- _SET TASK_
For every line in the data below that contains "Left", copy the line.

[Figure contents as structured data]
+--
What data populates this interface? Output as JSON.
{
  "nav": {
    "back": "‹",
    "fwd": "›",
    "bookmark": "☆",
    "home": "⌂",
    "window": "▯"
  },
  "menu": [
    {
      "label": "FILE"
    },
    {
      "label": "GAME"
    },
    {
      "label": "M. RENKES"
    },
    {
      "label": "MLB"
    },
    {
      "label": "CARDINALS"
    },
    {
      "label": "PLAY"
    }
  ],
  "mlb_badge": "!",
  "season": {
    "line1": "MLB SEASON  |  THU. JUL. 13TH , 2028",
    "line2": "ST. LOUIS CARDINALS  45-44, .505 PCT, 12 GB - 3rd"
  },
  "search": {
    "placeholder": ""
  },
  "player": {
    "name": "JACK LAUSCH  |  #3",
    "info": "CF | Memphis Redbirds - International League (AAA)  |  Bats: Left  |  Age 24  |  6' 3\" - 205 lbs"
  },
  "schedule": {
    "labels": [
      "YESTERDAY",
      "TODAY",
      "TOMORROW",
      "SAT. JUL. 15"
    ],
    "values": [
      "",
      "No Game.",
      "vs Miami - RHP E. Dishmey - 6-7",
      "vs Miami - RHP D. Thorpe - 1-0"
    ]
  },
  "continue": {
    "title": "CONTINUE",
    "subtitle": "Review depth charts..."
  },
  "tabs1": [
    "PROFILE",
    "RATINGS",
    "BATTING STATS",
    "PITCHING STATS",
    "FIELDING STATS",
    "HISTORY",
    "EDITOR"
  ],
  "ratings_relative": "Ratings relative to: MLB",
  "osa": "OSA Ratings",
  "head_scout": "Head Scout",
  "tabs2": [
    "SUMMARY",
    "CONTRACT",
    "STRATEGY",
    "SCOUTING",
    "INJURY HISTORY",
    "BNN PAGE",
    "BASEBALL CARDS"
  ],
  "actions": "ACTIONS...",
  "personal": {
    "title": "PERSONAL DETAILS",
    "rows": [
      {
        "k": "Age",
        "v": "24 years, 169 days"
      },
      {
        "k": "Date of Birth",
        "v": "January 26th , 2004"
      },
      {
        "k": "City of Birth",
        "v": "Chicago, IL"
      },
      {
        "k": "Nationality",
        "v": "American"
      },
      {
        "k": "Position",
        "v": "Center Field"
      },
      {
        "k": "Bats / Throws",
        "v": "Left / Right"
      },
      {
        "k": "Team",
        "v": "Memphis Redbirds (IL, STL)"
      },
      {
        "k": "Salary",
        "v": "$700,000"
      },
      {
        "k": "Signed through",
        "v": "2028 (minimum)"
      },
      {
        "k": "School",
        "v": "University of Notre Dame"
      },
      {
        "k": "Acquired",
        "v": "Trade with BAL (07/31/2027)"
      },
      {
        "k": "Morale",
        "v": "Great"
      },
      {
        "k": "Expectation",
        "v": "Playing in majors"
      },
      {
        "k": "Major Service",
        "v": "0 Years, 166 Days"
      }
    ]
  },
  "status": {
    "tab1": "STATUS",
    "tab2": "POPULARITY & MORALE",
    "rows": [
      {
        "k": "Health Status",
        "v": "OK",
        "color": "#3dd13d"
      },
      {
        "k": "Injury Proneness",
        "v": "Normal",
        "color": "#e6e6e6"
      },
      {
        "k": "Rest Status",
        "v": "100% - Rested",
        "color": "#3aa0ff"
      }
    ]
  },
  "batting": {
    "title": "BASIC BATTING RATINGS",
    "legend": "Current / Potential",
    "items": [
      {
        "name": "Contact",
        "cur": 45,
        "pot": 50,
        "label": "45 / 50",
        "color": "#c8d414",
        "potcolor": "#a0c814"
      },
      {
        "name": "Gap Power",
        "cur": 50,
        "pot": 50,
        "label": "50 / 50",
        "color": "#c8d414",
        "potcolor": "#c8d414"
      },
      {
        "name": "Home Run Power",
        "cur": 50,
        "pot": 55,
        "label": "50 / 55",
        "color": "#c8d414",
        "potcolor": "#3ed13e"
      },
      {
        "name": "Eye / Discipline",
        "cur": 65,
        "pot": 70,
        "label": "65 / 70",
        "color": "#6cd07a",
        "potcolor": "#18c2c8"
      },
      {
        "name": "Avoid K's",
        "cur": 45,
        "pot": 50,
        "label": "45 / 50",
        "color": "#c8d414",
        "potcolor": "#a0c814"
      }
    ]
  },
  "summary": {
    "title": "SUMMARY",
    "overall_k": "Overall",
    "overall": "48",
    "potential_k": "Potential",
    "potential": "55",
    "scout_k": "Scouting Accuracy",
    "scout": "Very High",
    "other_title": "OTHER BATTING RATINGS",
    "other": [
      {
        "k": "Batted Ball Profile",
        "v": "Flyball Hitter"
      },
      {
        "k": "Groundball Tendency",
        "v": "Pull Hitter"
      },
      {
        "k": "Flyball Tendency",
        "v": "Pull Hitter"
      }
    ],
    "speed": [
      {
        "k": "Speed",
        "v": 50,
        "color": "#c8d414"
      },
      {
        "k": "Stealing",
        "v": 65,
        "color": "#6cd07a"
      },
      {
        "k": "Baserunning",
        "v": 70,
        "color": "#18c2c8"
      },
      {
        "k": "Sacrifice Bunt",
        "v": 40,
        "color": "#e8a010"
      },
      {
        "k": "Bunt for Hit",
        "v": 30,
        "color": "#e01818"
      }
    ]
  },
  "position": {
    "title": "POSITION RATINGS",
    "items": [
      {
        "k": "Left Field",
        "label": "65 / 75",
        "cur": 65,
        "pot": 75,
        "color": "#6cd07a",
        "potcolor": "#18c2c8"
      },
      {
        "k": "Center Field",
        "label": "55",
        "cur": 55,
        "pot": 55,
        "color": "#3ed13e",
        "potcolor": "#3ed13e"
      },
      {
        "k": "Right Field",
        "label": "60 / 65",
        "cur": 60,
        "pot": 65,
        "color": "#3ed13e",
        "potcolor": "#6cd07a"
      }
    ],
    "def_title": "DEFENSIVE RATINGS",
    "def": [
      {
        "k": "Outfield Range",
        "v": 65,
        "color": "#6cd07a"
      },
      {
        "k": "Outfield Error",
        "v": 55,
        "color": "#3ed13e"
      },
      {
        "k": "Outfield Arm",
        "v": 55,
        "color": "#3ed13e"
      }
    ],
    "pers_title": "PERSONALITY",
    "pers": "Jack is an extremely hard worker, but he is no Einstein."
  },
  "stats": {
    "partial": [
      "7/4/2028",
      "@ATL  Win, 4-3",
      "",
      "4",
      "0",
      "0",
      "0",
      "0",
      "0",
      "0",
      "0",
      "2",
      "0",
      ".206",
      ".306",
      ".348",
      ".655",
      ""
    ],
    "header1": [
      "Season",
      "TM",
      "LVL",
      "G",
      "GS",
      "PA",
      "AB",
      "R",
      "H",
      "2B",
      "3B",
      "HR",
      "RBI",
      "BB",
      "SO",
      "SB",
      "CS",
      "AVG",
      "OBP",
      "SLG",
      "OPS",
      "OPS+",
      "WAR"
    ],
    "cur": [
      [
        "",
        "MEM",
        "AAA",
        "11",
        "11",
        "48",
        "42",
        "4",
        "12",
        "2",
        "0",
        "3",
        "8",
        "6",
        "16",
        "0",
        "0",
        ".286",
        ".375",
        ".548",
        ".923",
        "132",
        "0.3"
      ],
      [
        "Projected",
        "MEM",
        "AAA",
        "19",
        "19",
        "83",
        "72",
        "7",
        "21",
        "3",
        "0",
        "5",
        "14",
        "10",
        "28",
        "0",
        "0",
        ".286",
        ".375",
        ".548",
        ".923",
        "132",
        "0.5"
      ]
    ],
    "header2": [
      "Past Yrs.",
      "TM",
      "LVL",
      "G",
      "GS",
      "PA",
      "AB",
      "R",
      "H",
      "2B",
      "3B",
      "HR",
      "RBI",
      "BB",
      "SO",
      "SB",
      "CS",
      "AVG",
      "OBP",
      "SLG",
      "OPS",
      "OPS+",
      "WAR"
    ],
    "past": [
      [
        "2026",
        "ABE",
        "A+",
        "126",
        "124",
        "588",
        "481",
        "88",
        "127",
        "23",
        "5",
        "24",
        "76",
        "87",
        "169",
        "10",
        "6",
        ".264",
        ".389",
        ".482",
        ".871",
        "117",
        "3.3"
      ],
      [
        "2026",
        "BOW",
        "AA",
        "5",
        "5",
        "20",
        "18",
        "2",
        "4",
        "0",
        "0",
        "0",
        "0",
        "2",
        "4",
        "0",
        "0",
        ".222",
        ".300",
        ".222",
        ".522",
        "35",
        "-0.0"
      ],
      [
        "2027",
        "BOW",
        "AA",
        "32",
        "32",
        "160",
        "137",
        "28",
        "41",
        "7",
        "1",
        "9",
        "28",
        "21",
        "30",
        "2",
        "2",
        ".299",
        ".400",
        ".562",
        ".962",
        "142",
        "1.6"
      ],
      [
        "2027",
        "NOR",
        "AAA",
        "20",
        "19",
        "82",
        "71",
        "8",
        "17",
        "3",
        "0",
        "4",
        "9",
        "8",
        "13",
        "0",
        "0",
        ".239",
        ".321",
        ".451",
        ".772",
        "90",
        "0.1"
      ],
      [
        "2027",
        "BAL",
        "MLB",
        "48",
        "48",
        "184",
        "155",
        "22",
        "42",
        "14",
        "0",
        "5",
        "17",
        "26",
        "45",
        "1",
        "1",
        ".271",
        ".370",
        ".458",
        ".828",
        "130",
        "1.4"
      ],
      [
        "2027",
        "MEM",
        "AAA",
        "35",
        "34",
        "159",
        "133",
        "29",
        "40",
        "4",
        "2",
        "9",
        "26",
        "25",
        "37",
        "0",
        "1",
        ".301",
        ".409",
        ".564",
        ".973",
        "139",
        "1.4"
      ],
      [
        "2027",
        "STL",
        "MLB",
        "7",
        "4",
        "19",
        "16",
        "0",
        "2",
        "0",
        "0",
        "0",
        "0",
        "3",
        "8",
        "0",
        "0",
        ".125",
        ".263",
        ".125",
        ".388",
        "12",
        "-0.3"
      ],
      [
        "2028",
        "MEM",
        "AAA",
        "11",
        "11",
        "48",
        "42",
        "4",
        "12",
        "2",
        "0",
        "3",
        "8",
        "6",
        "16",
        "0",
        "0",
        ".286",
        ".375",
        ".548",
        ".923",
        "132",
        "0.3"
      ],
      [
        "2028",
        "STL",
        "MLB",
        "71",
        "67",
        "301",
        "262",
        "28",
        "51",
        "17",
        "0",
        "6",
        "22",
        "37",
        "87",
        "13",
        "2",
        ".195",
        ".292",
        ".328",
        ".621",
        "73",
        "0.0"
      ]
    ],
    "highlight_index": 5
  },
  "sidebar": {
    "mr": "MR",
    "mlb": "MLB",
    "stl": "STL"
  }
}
+--
- _FINISHED ANSWER_
    "info": "CF | Memphis Redbirds - International League (AAA)  |  Bats: Left  |  Age 24  |  6' 3\" - 205 lbs"
        "v": "Left / Right"
        "k": "Left Field",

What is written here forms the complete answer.